#### Work to complete:
Exactly how many lines have the word "this"? Answer with the bare number.

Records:
------

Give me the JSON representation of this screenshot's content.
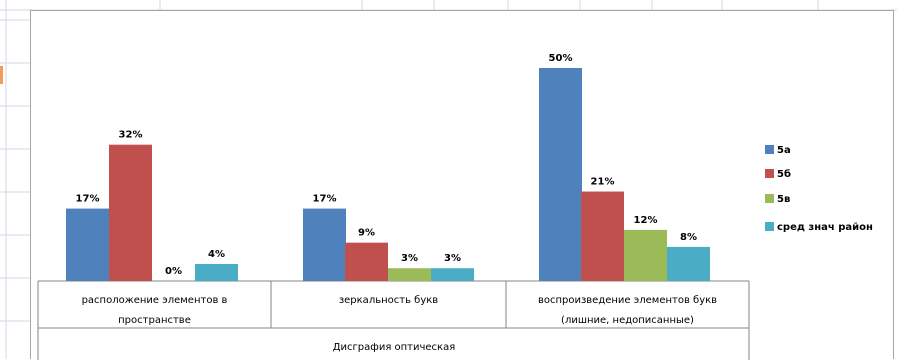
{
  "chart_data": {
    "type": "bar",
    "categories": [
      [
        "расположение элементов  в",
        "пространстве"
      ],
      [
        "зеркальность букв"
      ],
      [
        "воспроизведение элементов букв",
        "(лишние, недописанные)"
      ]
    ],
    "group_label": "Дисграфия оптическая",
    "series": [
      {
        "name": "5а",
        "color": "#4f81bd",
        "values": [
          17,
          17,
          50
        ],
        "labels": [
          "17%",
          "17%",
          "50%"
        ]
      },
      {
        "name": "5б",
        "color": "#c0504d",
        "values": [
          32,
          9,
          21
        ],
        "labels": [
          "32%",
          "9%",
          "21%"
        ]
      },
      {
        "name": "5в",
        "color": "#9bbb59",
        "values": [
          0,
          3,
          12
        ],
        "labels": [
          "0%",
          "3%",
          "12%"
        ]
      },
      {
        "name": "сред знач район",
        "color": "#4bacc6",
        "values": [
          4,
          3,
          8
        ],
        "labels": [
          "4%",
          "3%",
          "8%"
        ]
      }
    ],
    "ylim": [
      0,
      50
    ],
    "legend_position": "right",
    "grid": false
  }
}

------

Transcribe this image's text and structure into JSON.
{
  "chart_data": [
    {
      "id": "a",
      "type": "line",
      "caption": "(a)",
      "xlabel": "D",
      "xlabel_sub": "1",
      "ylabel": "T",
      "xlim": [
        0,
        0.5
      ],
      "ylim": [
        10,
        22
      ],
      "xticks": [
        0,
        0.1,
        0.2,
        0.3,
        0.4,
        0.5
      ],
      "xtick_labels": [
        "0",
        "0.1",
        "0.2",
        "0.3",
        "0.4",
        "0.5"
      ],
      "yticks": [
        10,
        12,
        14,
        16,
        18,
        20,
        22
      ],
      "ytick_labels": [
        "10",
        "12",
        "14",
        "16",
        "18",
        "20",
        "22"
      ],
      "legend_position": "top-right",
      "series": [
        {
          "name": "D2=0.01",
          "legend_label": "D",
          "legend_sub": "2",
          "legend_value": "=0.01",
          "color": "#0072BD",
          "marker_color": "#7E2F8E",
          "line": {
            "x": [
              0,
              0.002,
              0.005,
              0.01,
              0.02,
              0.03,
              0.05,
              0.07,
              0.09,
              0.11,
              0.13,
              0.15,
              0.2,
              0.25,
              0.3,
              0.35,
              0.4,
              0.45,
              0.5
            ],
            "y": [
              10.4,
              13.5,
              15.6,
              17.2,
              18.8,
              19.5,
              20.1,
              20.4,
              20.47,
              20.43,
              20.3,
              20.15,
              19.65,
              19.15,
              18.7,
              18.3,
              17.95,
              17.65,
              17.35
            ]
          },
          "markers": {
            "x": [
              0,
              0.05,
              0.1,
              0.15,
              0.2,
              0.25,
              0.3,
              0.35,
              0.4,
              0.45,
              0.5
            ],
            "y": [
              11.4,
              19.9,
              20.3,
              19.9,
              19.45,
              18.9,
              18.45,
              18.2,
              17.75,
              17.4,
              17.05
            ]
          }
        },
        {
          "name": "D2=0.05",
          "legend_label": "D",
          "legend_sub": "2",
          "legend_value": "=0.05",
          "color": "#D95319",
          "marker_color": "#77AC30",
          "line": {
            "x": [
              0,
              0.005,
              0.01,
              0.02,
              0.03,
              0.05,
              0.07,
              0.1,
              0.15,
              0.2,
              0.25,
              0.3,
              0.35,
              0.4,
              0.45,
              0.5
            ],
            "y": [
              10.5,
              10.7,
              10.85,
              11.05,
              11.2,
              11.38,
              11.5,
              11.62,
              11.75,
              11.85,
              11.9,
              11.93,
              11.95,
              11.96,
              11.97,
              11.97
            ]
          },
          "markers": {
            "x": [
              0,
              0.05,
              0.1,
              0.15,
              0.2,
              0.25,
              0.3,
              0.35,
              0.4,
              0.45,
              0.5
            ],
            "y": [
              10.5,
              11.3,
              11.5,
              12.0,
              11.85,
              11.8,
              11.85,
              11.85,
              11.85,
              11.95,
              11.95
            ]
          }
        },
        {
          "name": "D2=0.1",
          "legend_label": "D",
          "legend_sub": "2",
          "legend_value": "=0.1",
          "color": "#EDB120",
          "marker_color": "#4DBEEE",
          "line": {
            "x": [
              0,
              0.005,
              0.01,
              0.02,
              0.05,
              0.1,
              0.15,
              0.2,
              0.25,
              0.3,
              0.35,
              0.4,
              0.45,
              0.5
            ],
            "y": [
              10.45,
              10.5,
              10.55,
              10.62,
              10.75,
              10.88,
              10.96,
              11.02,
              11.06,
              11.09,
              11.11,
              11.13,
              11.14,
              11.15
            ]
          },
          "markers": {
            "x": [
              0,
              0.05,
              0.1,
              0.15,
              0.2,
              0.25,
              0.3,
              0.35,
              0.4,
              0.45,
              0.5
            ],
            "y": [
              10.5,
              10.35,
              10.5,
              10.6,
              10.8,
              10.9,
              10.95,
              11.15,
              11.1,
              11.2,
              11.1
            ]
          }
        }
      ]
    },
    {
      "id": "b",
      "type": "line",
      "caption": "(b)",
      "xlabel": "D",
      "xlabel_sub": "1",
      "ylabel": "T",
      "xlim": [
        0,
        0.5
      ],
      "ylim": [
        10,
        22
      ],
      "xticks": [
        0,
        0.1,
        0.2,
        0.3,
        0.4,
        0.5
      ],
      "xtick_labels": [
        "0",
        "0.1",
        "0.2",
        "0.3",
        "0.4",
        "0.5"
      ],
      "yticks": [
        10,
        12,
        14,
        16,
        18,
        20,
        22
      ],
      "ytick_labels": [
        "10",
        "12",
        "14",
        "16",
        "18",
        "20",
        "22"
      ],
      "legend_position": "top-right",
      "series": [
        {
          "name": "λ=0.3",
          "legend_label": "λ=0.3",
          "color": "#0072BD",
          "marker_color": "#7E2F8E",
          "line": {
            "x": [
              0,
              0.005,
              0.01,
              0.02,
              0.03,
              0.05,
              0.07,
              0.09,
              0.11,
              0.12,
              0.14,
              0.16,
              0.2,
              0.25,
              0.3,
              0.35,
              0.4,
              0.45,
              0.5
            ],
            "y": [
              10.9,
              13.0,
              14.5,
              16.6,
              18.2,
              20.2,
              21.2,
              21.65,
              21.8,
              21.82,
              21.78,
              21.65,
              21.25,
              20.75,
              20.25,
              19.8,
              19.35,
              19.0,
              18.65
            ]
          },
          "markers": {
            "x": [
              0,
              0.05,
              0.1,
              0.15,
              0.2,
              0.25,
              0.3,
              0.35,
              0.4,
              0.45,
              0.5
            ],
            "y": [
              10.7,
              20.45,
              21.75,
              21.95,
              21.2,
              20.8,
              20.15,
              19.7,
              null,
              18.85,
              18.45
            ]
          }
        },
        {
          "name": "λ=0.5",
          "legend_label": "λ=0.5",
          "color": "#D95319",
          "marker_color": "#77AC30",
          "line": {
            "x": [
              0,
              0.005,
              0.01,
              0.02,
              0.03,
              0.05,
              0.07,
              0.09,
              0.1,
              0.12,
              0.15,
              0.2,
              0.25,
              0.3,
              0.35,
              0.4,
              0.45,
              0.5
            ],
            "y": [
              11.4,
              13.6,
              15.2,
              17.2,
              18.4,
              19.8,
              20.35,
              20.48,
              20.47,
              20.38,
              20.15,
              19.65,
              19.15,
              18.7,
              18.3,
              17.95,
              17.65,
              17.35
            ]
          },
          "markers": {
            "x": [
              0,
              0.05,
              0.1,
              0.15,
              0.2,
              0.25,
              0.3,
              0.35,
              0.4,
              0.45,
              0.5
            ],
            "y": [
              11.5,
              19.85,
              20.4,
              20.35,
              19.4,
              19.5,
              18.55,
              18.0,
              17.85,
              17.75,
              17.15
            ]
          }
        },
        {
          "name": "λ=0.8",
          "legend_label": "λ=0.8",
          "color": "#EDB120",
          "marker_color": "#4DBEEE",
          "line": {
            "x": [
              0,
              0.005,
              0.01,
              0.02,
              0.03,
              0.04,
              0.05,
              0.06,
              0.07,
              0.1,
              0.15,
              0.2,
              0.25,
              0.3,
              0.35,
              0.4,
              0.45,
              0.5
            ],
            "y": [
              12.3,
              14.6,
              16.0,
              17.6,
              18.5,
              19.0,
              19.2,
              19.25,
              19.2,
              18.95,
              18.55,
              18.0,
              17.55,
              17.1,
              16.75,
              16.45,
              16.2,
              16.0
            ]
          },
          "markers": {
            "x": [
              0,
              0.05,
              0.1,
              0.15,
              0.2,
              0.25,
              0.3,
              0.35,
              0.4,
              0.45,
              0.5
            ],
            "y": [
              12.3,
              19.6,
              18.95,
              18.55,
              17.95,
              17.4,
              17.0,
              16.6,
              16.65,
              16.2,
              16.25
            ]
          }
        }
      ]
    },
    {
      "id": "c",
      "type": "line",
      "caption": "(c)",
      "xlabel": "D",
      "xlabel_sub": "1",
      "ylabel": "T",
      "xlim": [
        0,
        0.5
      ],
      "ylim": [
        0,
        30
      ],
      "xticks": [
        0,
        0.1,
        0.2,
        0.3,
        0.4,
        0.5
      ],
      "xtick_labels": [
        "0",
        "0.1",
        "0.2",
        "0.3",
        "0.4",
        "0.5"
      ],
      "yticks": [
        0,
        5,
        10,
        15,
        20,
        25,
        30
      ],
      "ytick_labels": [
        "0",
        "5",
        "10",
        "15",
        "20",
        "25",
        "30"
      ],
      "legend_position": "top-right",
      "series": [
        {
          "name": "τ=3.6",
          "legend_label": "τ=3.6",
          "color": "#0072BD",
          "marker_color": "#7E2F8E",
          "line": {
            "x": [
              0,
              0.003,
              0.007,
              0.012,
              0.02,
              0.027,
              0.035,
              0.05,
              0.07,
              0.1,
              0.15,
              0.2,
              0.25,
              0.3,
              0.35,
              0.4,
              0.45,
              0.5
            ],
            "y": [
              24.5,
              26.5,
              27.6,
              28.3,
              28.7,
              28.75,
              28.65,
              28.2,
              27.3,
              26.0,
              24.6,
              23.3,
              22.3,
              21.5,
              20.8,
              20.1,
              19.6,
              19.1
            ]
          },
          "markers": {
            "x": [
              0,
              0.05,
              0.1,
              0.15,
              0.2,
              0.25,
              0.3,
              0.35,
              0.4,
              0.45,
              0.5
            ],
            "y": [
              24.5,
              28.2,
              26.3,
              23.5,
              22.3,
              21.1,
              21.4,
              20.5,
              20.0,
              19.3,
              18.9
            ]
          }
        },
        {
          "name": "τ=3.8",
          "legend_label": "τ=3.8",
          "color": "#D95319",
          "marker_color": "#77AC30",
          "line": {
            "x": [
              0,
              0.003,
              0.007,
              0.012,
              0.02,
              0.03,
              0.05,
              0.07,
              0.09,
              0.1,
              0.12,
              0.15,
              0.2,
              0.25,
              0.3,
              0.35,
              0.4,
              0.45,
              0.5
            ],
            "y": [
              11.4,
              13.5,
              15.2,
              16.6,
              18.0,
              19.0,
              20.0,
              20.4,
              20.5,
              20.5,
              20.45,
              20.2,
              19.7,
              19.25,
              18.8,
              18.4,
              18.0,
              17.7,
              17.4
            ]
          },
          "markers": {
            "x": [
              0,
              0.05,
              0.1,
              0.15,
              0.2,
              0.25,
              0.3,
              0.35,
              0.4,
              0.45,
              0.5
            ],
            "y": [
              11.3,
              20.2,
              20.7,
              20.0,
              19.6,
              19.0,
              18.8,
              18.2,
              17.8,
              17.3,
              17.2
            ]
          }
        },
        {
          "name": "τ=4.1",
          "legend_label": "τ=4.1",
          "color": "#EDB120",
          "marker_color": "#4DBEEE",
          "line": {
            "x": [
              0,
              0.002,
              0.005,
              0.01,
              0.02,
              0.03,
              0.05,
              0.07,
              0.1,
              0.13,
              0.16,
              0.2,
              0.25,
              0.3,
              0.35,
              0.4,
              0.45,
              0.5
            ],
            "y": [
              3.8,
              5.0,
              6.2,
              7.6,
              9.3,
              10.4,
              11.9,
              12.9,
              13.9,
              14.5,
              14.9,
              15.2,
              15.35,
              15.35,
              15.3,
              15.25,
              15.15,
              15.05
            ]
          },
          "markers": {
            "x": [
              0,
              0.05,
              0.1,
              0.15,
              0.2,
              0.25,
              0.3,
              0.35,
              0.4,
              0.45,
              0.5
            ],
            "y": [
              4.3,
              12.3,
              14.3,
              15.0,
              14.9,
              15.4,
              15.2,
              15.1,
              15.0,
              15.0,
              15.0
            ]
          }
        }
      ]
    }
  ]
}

------

#### Response to the task:
2